Exercise prompt - What is the number of lines in the entries that include the word "monogram"? Respond with the number only.

Items from a data source
* Begin *

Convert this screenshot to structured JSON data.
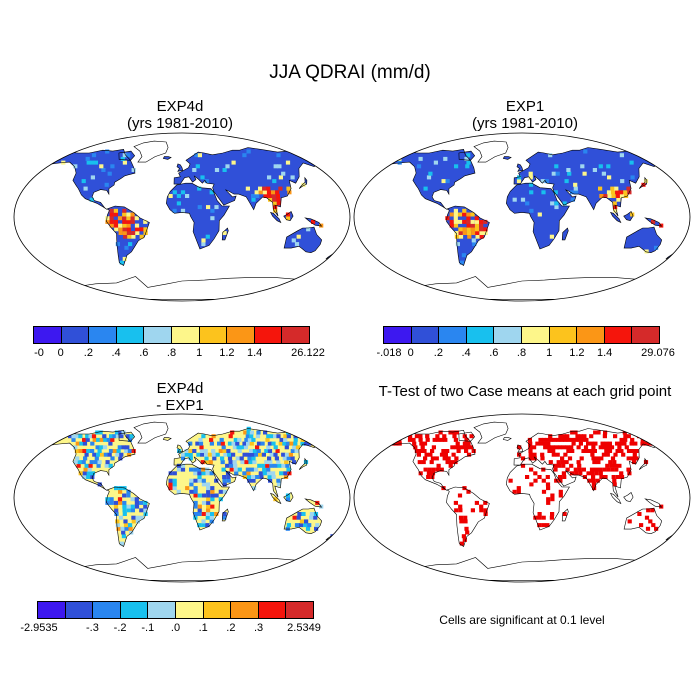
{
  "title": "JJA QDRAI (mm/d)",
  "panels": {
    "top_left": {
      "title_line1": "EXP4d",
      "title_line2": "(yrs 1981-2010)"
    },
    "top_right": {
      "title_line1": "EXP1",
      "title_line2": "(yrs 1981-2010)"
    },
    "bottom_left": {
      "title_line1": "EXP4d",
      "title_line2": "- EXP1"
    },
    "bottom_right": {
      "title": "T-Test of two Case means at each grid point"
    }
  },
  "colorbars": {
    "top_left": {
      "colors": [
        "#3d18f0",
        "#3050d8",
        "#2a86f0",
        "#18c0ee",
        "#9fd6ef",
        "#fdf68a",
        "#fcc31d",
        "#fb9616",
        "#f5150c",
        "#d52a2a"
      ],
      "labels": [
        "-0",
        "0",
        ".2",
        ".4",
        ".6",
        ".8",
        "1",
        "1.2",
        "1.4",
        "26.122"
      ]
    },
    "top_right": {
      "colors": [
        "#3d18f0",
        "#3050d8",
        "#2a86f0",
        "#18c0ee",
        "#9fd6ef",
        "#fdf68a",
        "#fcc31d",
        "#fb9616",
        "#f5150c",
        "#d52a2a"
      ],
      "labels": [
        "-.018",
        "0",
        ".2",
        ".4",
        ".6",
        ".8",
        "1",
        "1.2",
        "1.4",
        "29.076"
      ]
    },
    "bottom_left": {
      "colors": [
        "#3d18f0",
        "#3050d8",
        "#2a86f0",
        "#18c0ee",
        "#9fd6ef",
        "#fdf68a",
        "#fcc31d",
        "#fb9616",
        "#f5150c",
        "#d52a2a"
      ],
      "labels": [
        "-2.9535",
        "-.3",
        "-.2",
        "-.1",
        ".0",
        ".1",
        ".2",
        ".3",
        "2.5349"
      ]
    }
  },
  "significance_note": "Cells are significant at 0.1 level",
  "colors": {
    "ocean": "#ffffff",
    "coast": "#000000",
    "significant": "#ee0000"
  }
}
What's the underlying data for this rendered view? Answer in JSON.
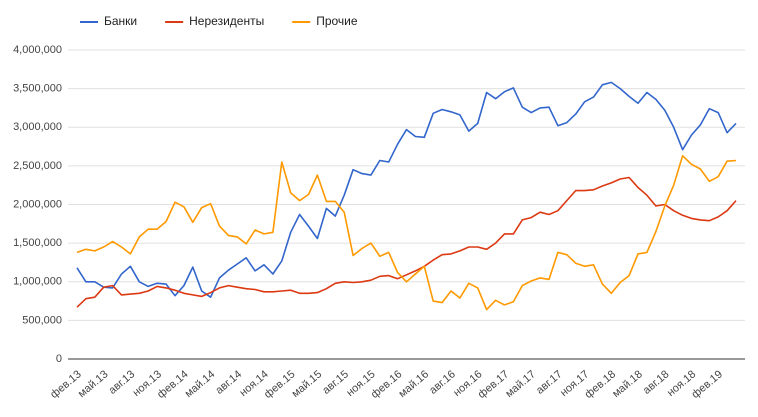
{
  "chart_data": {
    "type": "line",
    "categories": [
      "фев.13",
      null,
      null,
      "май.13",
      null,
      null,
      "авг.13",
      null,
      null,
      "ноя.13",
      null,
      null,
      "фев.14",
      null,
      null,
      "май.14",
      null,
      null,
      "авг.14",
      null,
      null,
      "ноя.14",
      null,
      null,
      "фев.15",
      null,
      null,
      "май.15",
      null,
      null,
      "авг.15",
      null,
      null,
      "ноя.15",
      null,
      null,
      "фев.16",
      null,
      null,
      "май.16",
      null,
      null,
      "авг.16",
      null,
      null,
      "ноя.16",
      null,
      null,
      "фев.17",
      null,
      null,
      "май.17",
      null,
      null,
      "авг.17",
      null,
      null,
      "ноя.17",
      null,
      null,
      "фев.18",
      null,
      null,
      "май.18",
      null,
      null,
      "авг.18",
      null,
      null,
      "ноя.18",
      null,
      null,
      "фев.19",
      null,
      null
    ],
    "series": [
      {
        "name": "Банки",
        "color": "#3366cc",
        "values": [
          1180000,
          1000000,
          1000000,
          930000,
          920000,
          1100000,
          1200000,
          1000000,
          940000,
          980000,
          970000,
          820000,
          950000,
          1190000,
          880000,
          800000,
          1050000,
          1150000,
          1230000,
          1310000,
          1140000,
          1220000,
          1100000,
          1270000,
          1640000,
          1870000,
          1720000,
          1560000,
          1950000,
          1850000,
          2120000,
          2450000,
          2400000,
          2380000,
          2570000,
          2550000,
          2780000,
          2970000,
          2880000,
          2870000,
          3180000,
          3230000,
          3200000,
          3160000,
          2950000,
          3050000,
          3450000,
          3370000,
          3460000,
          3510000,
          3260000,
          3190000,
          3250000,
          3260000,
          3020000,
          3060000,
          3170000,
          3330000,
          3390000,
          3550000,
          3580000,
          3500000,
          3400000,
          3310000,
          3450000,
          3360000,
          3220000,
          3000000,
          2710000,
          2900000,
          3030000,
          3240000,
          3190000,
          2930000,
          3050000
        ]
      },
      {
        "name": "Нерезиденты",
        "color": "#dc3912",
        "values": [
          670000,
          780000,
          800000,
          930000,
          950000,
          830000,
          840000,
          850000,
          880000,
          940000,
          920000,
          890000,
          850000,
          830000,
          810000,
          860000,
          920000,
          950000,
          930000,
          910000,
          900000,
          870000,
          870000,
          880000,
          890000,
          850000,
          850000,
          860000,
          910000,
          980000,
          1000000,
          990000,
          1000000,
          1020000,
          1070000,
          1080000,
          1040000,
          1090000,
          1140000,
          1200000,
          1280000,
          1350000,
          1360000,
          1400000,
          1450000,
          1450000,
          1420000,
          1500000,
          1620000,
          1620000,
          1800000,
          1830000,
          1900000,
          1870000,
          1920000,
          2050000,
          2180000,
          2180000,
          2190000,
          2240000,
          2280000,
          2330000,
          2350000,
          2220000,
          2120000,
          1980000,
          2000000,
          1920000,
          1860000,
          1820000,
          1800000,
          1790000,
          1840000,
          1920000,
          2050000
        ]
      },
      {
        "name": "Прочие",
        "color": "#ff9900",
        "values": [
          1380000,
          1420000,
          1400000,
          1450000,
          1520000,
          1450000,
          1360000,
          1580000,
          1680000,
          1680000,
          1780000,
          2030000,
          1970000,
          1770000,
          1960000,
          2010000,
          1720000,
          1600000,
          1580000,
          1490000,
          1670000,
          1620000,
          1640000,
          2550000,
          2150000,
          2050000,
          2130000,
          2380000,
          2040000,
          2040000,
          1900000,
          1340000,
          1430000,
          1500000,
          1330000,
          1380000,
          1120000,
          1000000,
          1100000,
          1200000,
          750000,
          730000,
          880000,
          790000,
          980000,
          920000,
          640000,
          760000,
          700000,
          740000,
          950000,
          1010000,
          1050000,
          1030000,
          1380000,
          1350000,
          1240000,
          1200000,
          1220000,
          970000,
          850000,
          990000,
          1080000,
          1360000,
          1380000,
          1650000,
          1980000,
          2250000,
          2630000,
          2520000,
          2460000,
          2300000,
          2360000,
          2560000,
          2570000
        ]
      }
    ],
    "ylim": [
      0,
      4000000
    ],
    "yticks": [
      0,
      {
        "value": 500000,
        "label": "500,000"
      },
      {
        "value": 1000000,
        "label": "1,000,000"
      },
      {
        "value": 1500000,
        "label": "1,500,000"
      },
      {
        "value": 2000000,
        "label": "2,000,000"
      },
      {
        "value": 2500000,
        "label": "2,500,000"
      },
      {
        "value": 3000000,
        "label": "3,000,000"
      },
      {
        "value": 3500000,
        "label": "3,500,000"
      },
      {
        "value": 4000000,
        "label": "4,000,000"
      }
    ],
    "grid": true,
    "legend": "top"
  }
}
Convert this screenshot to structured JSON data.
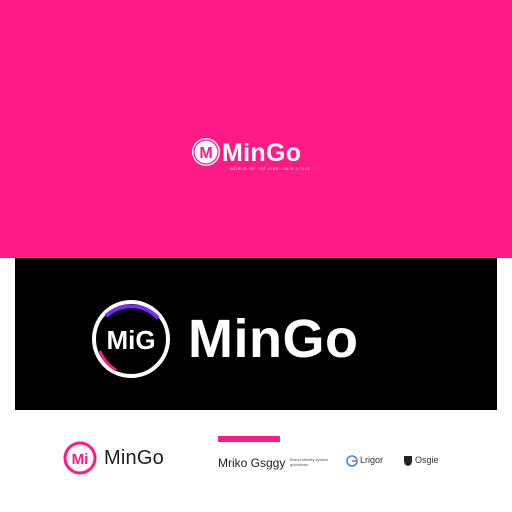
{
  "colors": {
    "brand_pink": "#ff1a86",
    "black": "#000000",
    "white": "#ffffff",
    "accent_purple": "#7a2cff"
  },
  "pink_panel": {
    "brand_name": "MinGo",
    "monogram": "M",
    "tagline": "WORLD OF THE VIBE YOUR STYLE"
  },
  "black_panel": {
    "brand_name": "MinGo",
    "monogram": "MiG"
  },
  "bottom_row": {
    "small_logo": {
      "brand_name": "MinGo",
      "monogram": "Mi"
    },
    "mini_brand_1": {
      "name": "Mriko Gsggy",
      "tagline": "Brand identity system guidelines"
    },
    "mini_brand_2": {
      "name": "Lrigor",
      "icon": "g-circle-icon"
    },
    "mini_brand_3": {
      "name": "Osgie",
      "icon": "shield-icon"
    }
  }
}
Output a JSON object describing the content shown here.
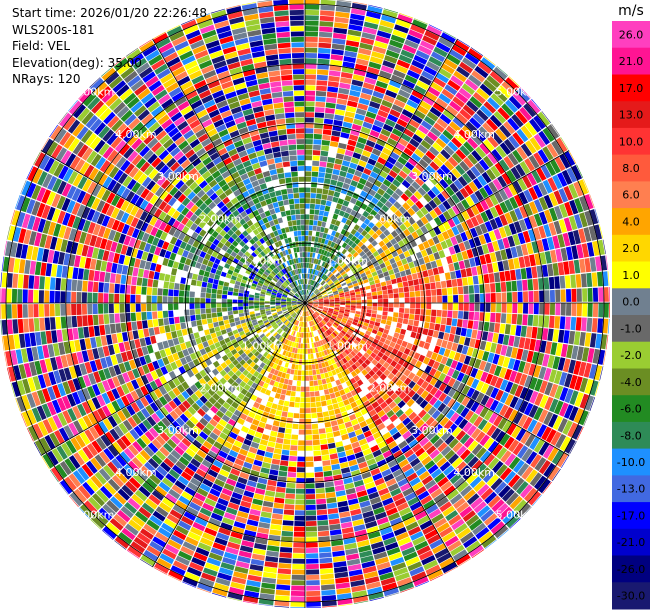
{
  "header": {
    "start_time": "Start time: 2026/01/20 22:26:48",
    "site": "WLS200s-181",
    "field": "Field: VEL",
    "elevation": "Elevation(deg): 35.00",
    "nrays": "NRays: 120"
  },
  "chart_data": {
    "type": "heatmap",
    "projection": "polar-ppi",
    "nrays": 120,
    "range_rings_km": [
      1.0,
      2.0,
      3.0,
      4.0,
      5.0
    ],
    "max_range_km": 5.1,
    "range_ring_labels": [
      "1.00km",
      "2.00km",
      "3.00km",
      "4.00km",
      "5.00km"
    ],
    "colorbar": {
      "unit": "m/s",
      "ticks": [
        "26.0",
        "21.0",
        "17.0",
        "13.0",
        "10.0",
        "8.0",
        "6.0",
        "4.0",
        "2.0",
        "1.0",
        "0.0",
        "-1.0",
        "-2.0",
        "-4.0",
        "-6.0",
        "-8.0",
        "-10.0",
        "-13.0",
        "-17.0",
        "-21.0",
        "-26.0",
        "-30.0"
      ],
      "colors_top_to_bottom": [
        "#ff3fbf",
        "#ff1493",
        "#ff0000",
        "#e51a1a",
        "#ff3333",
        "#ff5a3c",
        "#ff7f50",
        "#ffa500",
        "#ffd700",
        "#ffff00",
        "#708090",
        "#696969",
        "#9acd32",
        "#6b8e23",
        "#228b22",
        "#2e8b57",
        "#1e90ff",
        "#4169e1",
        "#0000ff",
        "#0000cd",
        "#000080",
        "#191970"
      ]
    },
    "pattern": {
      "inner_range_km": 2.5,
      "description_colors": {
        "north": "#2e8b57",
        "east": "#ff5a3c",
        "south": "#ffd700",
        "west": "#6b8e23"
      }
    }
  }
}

* End *

Solution for this task - 3